◆ **PROBLEM STATEMENT**: In the data below, find every line with the string "text" and pull it out.

◆ **MATERIAL PROVIDED**:
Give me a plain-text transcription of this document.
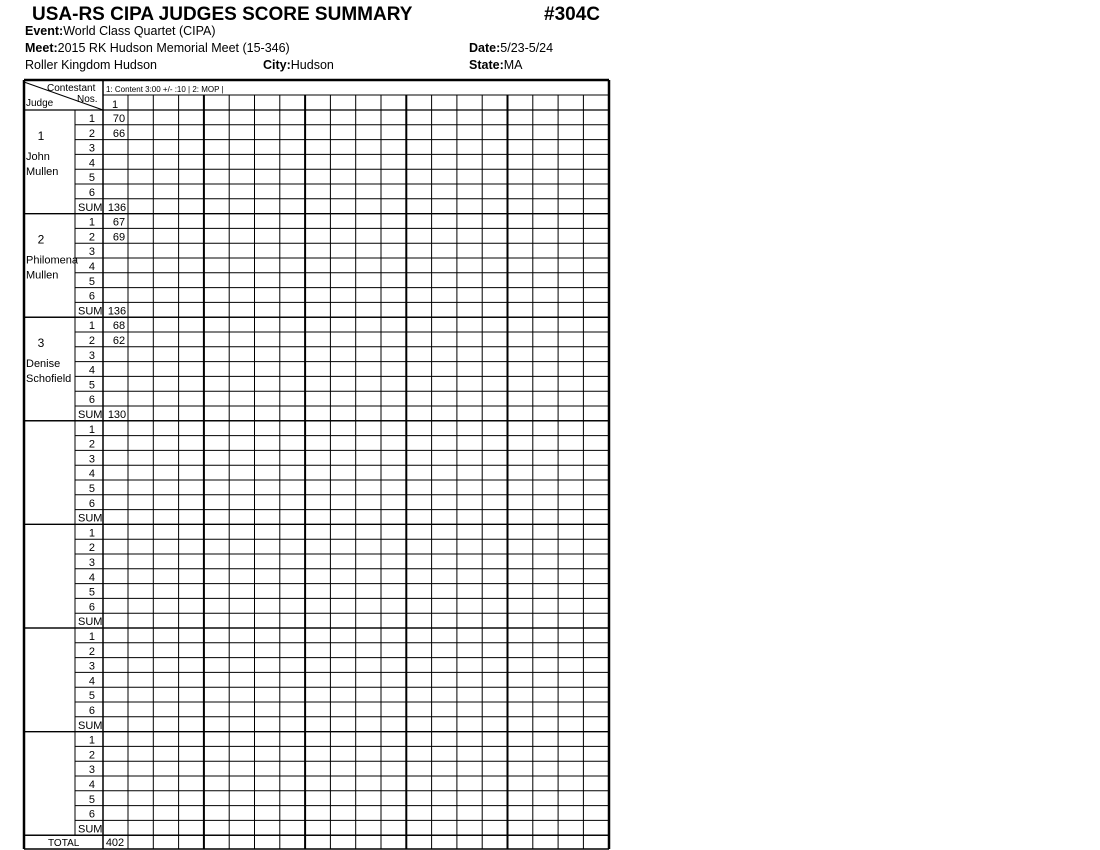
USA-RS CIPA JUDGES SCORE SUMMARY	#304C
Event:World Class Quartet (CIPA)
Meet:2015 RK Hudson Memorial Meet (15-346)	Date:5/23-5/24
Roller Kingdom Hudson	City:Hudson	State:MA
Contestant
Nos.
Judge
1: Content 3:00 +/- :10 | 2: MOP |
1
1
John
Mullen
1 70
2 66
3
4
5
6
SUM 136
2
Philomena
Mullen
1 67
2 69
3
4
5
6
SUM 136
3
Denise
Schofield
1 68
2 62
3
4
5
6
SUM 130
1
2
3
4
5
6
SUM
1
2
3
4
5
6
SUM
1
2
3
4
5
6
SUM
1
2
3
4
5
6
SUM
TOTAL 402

* * *

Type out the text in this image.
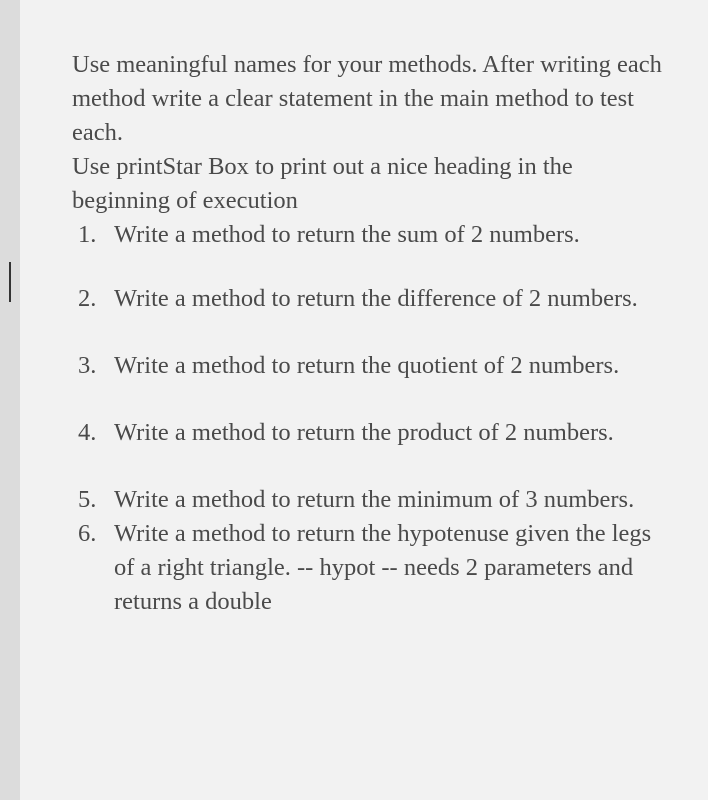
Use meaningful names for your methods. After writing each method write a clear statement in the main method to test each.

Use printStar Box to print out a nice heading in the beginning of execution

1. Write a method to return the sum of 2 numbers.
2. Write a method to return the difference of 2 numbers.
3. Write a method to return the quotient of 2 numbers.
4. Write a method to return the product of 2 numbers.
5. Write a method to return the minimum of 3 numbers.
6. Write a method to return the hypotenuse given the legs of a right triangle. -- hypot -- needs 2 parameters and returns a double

◆ **IN RESPONSE**:
Give me a plain-text transcription of this document.
Type out the text in this image.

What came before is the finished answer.